Description of the task: Transcribe all of the records word for word, but omit the pictures.

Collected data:
"""
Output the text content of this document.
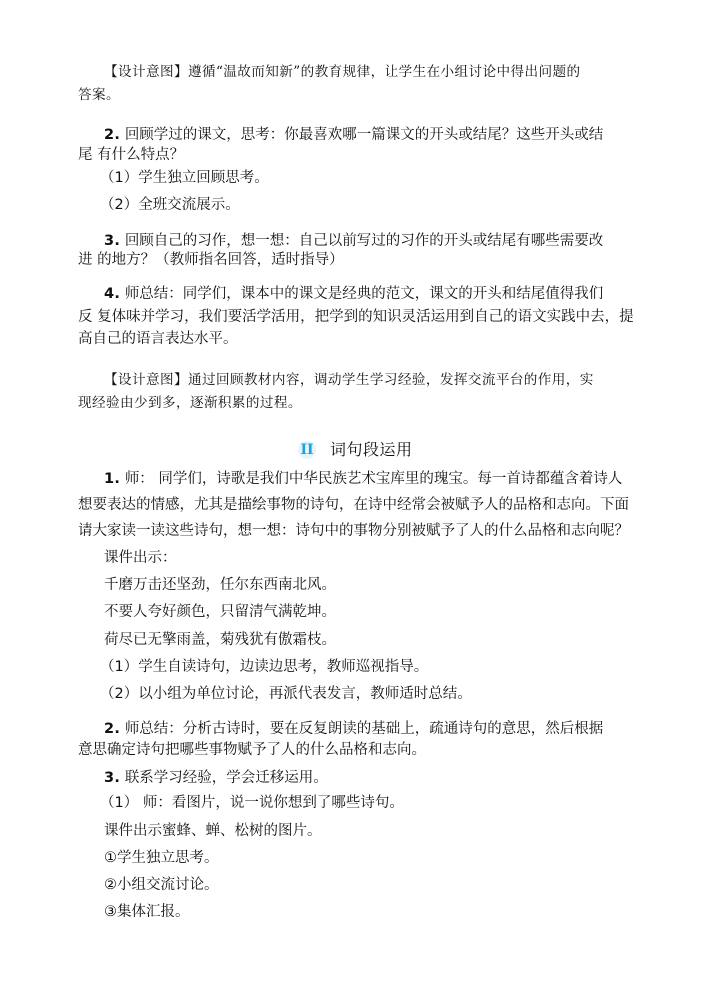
【设计意图】遵循“温故而知新”的教育规律，让学生在小组讨论中得出问题的
答案。
2. 回顾学过的课文，思考：你最喜欢哪一篇课文的开头或结尾？这些开头或结
尾 有什么特点？
（1）学生独立回顾思考。
（2）全班交流展示。
3. 回顾自己的习作，想一想：自己以前写过的习作的开头或结尾有哪些需要改
进 的地方？（教师指名回答，适时指导）
4. 师总结：同学们，课本中的课文是经典的范文，课文的开头和结尾值得我们
反 复体味并学习，我们要活学活用，把学到的知识灵活运用到自己的语文实践中去，提
高自己的语言表达水平。
【设计意图】通过回顾教材内容，调动学生学习经验，发挥交流平台的作用，实
现经验由少到多，逐渐积累的过程。
II 词句段运用
1. 师： 同学们，诗歌是我们中华民族艺术宝库里的瑰宝。每一首诗都蕴含着诗人
想要表达的情感，尤其是描绘事物的诗句，在诗中经常会被赋予人的品格和志向。下面
请大家读一读这些诗句，想一想：诗句中的事物分别被赋予了人的什么品格和志向呢？
课件出示：
千磨万击还坚劲，任尔东西南北风。
不要人夸好颜色，只留清气满乾坤。
荷尽已无擎雨盖，菊残犹有傲霜枝。
（1）学生自读诗句，边读边思考，教师巡视指导。
（2）以小组为单位讨论，再派代表发言，教师适时总结。
2. 师总结：分析古诗时，要在反复朗读的基础上，疏通诗句的意思，然后根据
意思确定诗句把哪些事物赋予了人的什么品格和志向。
3. 联系学习经验，学会迁移运用。
（1） 师：看图片，说一说你想到了哪些诗句。
课件出示蜜蜂、蝉、松树的图片。
①学生独立思考。
②小组交流讨论。
③集体汇报。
"""
Final result:
Output the text content of this document.
【设计意图】遵循“温故而知新”的教育规律，让学生在小组讨论中得出问题的
答案。
2. 回顾学过的课文，思考：你最喜欢哪一篇课文的开头或结尾？这些开头或结
尾 有什么特点？
（1）学生独立回顾思考。
（2）全班交流展示。
3. 回顾自己的习作，想一想：自己以前写过的习作的开头或结尾有哪些需要改
进 的地方？（教师指名回答，适时指导）
4. 师总结：同学们，课本中的课文是经典的范文，课文的开头和结尾值得我们
反 复体味并学习，我们要活学活用，把学到的知识灵活运用到自己的语文实践中去，提
高自己的语言表达水平。
【设计意图】通过回顾教材内容，调动学生学习经验，发挥交流平台的作用，实
现经验由少到多，逐渐积累的过程。
II 词句段运用
1. 师： 同学们，诗歌是我们中华民族艺术宝库里的瑰宝。每一首诗都蕴含着诗人
想要表达的情感，尤其是描绘事物的诗句，在诗中经常会被赋予人的品格和志向。下面
请大家读一读这些诗句，想一想：诗句中的事物分别被赋予了人的什么品格和志向呢？
课件出示：
千磨万击还坚劲，任尔东西南北风。
不要人夸好颜色，只留清气满乾坤。
荷尽已无擎雨盖，菊残犹有傲霜枝。
（1）学生自读诗句，边读边思考，教师巡视指导。
（2）以小组为单位讨论，再派代表发言，教师适时总结。
2. 师总结：分析古诗时，要在反复朗读的基础上，疏通诗句的意思，然后根据
意思确定诗句把哪些事物赋予了人的什么品格和志向。
3. 联系学习经验，学会迁移运用。
（1） 师：看图片，说一说你想到了哪些诗句。
课件出示蜜蜂、蝉、松树的图片。
①学生独立思考。
②小组交流讨论。
③集体汇报。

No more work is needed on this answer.